Records about charts and figures:
───
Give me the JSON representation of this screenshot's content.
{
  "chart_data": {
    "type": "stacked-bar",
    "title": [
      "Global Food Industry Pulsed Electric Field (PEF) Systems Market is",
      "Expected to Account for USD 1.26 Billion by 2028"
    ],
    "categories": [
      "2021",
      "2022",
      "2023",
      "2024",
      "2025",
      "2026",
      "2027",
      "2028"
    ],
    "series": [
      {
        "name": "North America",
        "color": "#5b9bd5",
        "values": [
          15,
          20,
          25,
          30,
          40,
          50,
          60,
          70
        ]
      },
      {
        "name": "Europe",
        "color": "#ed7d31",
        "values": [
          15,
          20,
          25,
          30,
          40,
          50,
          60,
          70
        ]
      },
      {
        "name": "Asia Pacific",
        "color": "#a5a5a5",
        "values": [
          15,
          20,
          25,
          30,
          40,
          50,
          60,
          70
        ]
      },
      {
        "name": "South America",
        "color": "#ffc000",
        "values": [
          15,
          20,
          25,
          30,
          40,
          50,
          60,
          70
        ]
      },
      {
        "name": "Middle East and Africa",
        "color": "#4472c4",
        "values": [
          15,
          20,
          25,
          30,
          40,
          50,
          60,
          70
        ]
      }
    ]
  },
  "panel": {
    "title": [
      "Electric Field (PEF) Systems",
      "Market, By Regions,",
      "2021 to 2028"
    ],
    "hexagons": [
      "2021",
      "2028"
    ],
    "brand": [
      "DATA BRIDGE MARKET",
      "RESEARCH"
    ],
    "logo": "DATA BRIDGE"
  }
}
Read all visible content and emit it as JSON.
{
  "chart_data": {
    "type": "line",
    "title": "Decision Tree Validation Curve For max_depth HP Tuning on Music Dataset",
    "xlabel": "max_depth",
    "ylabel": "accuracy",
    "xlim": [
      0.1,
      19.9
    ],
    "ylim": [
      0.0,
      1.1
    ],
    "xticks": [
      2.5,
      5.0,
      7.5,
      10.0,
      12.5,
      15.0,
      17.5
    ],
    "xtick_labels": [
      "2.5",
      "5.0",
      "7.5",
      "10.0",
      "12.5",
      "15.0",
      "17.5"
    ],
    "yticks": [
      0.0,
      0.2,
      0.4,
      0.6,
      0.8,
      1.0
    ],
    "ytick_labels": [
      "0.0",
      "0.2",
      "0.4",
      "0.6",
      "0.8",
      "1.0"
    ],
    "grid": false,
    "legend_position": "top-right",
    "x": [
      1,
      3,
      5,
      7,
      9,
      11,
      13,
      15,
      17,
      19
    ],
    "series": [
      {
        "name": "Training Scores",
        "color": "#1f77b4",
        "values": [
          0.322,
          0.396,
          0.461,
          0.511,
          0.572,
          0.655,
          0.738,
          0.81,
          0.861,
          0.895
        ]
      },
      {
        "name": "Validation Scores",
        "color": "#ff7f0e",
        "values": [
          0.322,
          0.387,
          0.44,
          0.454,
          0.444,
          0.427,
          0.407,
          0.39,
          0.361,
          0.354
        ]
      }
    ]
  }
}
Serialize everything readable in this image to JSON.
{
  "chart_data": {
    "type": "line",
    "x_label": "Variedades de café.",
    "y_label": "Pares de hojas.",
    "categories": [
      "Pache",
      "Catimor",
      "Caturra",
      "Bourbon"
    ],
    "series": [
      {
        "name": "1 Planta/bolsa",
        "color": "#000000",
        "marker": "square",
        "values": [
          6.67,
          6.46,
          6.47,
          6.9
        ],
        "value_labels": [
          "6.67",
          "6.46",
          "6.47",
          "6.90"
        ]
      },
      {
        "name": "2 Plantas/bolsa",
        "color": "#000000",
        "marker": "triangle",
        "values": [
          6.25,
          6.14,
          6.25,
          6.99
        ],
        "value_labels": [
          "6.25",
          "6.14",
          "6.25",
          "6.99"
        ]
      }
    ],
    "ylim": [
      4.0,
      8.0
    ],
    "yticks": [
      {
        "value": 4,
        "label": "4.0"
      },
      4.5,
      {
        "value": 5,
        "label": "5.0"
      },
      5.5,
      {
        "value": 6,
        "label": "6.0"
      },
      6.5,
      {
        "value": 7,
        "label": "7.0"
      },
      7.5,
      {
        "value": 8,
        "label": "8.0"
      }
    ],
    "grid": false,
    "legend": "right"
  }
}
───
Read the entries above, then pull out the lines that include "JSON".

» FINAL ANSWER
Give me the JSON representation of this screenshot's content.
Read all visible content and emit it as JSON.
Serialize everything readable in this image to JSON.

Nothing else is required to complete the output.